| What the task requires |
Write down every entry below once more, exactly.

| Provided information |
— start —

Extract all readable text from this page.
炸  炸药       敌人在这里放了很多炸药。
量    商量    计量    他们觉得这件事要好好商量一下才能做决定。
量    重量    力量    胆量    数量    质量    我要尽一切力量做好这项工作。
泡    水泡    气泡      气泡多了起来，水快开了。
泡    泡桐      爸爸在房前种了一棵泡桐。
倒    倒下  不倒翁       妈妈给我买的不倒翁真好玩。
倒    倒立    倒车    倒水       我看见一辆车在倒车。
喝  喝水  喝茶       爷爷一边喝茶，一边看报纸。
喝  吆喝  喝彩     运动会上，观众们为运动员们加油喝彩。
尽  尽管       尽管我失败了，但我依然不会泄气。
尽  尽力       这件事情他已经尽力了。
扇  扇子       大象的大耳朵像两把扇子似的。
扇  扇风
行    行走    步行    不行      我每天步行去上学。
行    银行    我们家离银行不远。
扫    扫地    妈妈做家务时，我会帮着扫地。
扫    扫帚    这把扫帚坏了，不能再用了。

— end —

| Output below |
Extract all readable text from this page.
炸  炸药       敌人在这里放了很多炸药。
量    商量    计量    他们觉得这件事要好好商量一下才能做决定。
量    重量    力量    胆量    数量    质量    我要尽一切力量做好这项工作。
泡    水泡    气泡      气泡多了起来，水快开了。
泡    泡桐      爸爸在房前种了一棵泡桐。
倒    倒下  不倒翁       妈妈给我买的不倒翁真好玩。
倒    倒立    倒车    倒水       我看见一辆车在倒车。
喝  喝水  喝茶       爷爷一边喝茶，一边看报纸。
喝  吆喝  喝彩     运动会上，观众们为运动员们加油喝彩。
尽  尽管       尽管我失败了，但我依然不会泄气。
尽  尽力       这件事情他已经尽力了。
扇  扇子       大象的大耳朵像两把扇子似的。
扇  扇风
行    行走    步行    不行      我每天步行去上学。
行    银行    我们家离银行不远。
扫    扫地    妈妈做家务时，我会帮着扫地。
扫    扫帚    这把扫帚坏了，不能再用了。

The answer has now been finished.